> _Dataset items_:
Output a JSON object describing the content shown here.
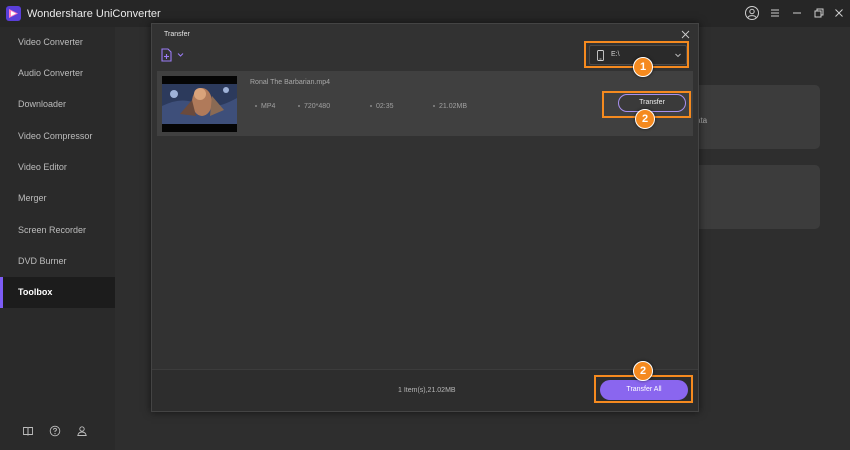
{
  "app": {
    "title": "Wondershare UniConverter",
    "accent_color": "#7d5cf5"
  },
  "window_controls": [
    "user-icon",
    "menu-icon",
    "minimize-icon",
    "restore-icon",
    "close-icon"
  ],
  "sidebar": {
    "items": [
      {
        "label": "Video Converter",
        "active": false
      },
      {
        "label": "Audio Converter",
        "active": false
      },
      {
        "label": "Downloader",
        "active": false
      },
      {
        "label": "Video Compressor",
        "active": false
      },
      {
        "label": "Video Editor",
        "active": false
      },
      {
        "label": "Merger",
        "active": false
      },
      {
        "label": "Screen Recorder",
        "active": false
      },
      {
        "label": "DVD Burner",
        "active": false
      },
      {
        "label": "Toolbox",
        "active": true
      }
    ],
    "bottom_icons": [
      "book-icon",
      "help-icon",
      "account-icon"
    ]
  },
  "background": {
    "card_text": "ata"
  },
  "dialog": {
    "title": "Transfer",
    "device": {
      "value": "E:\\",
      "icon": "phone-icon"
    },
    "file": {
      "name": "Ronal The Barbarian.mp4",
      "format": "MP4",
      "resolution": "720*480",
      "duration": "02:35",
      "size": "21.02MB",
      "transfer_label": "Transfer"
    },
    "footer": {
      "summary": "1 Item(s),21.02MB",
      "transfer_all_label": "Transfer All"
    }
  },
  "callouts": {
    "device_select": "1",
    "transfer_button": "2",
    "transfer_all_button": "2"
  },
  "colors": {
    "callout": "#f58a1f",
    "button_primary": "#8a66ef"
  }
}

---

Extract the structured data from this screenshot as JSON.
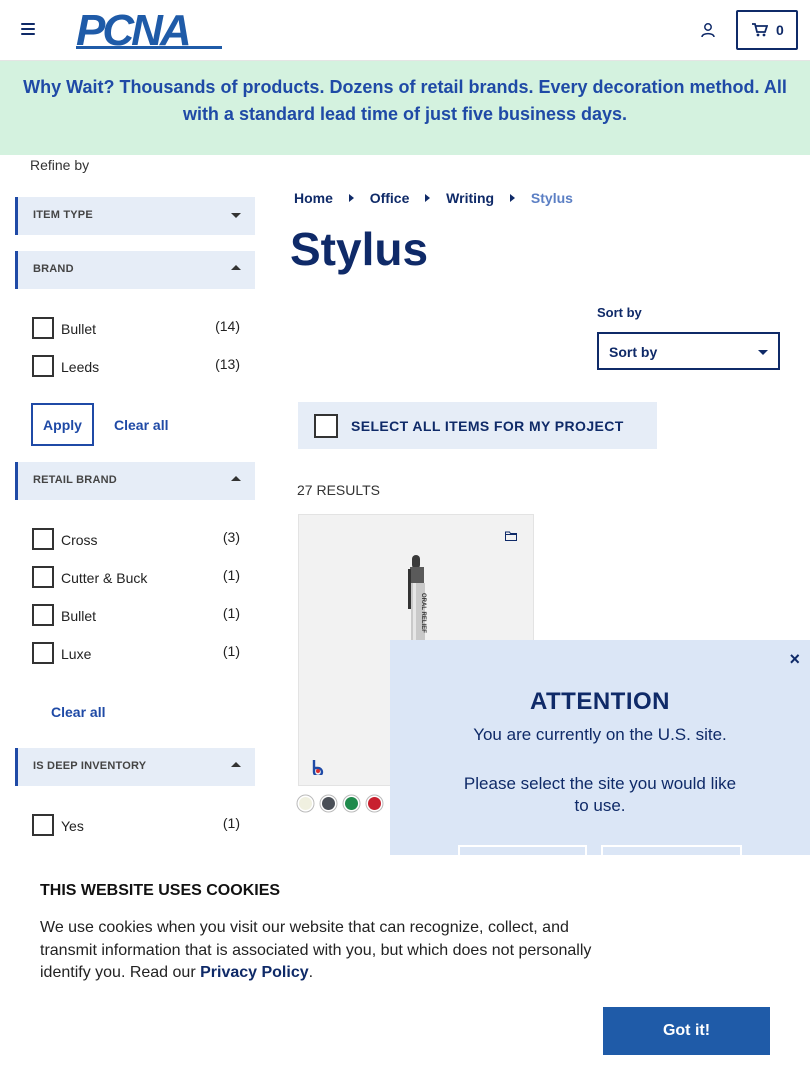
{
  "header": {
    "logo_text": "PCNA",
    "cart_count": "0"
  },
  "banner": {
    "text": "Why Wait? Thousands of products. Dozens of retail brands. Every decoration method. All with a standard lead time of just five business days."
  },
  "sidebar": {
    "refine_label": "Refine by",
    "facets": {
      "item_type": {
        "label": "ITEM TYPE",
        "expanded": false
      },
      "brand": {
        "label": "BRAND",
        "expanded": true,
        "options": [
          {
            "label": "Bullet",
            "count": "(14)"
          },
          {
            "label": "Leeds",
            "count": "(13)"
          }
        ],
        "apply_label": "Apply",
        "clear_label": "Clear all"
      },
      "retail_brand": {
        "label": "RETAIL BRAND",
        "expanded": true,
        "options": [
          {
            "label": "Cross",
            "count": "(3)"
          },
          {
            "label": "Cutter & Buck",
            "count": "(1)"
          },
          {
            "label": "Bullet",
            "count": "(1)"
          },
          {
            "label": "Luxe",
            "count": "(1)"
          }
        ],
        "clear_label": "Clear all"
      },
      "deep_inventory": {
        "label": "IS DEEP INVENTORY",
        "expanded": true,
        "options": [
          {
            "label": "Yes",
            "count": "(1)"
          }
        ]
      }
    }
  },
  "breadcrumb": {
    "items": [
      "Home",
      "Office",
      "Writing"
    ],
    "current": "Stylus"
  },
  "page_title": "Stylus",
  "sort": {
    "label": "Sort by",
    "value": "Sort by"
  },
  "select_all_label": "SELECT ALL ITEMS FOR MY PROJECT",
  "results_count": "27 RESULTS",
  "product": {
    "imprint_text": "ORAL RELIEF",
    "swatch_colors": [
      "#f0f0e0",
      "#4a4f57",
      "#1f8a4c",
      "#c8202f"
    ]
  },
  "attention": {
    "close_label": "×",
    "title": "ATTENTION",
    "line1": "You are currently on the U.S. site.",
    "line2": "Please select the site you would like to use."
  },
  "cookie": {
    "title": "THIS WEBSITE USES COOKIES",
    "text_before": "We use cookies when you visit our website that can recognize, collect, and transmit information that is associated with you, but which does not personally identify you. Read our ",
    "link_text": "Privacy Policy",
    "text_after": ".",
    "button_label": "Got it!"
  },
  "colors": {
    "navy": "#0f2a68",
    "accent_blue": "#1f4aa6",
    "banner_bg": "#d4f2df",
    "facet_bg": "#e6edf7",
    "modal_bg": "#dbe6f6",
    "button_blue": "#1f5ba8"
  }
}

==

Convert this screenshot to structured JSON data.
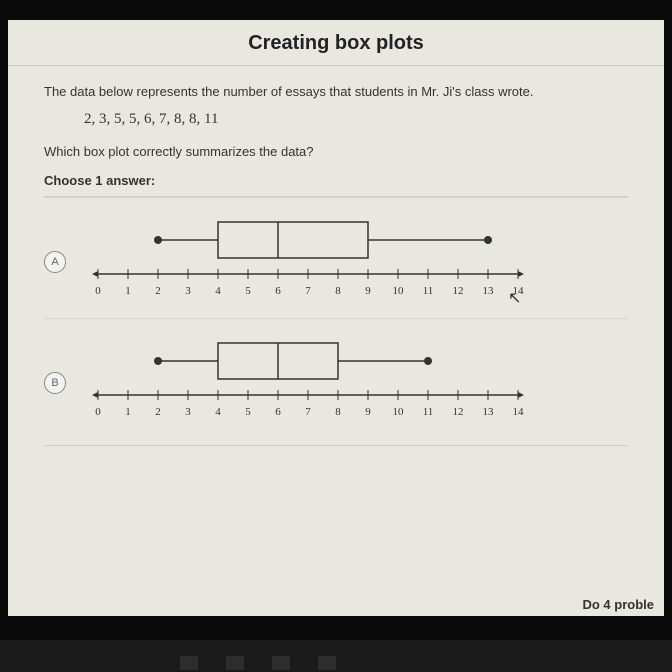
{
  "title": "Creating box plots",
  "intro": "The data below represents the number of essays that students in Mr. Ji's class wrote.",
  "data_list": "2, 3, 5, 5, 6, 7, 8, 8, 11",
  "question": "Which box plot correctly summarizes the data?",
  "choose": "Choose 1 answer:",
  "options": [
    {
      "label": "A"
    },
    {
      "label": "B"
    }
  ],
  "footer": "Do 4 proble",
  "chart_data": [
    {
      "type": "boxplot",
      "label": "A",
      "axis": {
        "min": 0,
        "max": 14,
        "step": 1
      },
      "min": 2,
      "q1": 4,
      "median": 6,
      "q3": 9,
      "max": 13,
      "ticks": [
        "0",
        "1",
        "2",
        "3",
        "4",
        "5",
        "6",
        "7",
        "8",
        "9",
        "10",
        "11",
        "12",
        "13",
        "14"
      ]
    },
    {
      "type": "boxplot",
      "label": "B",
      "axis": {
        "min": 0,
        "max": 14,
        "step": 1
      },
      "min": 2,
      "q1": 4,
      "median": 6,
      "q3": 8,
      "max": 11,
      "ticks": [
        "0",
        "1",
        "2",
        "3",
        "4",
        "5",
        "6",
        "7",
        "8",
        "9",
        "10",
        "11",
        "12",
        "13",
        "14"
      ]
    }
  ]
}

> _Stated goal_: Find the lines containing "that" and list every one of them.

> _Problem solution_:
    "text_before": "We use cookies when you visit our website that can recognize, collect, and transmit information that is associated with you, but which does not personally identify you. Read our ",
  "intro": "The data below represents the number of essays that students in Mr. Ji's class wrote.",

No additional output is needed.